EXERCISE DESCRIPTION —
Return each line of the listing that contains the string "детей".

EXCERPTED DATA —
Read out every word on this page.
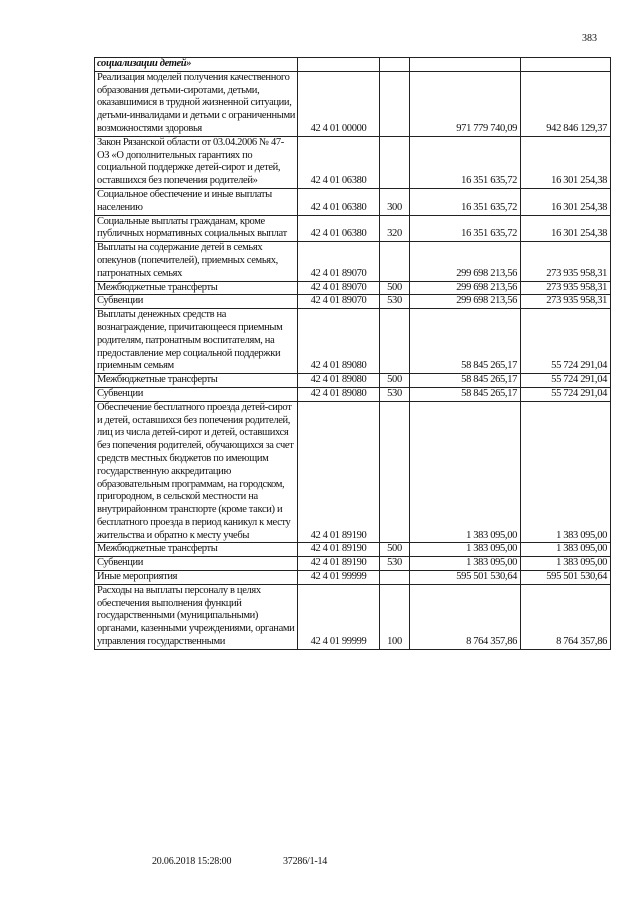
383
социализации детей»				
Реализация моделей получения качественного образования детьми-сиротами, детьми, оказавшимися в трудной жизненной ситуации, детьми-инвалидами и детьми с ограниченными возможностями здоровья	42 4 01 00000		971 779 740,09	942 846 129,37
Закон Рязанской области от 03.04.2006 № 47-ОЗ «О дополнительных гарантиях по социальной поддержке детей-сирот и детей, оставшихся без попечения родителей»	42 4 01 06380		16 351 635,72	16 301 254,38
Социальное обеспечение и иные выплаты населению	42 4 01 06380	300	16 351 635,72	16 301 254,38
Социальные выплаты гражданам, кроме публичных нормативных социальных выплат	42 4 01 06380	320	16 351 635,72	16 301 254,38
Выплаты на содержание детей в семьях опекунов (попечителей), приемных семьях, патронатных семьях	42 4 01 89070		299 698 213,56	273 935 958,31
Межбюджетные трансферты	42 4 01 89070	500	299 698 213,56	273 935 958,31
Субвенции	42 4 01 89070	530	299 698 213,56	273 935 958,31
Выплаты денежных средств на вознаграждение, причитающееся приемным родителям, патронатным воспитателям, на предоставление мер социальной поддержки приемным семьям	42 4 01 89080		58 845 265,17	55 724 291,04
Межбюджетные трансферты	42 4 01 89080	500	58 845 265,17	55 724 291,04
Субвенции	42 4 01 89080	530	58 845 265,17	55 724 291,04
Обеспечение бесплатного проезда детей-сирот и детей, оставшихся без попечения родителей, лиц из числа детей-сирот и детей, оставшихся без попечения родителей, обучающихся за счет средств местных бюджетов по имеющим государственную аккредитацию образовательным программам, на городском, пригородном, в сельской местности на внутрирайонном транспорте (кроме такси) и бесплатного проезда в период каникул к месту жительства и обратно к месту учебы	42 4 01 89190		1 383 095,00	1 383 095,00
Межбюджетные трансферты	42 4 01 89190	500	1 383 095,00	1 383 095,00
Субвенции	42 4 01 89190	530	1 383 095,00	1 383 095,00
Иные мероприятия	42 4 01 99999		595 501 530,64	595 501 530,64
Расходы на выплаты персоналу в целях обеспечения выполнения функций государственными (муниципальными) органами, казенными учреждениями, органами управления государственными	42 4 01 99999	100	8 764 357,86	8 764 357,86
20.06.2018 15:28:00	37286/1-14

* * *

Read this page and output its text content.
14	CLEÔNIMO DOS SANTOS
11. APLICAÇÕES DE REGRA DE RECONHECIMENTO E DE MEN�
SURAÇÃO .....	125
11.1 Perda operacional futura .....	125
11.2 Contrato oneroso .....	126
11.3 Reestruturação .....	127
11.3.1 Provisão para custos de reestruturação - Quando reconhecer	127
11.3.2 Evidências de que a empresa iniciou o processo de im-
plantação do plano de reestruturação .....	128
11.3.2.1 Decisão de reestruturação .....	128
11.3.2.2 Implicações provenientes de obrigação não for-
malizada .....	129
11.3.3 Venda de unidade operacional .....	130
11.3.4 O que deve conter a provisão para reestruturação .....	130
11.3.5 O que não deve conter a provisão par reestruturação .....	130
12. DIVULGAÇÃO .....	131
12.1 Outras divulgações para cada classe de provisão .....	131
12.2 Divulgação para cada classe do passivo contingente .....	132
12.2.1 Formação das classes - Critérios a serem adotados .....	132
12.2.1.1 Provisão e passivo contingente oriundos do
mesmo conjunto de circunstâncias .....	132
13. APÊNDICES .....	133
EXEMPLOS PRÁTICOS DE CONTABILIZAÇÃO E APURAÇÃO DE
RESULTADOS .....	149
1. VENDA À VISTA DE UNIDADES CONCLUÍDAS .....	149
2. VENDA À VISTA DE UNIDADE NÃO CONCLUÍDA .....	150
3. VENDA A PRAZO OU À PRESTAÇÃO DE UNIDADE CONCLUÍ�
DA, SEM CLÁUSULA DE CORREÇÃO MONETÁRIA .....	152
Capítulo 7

OUTPUT OF THE TASK —
социализации детей»				
Закон Рязанской области от 03.04.2006 № 47-ОЗ «О дополнительных гарантиях по социальной поддержке детей-сирот и детей, оставшихся без попечения родителей»	42 4 01 06380		16 351 635,72	16 301 254,38
Выплаты на содержание детей в семьях опекунов (попечителей), приемных семьях, патронатных семьях	42 4 01 89070		299 698 213,56	273 935 958,31
Обеспечение бесплатного проезда детей-сирот и детей, оставшихся без попечения родителей, лиц из числа детей-сирот и детей, оставшихся без попечения родителей, обучающихся за счет средств местных бюджетов по имеющим государственную аккредитацию образовательным программам, на городском, пригородном, в сельской местности на внутрирайонном транспорте (кроме такси) и бесплатного проезда в период каникул к месту жительства и обратно к месту учебы	42 4 01 89190		1 383 095,00	1 383 095,00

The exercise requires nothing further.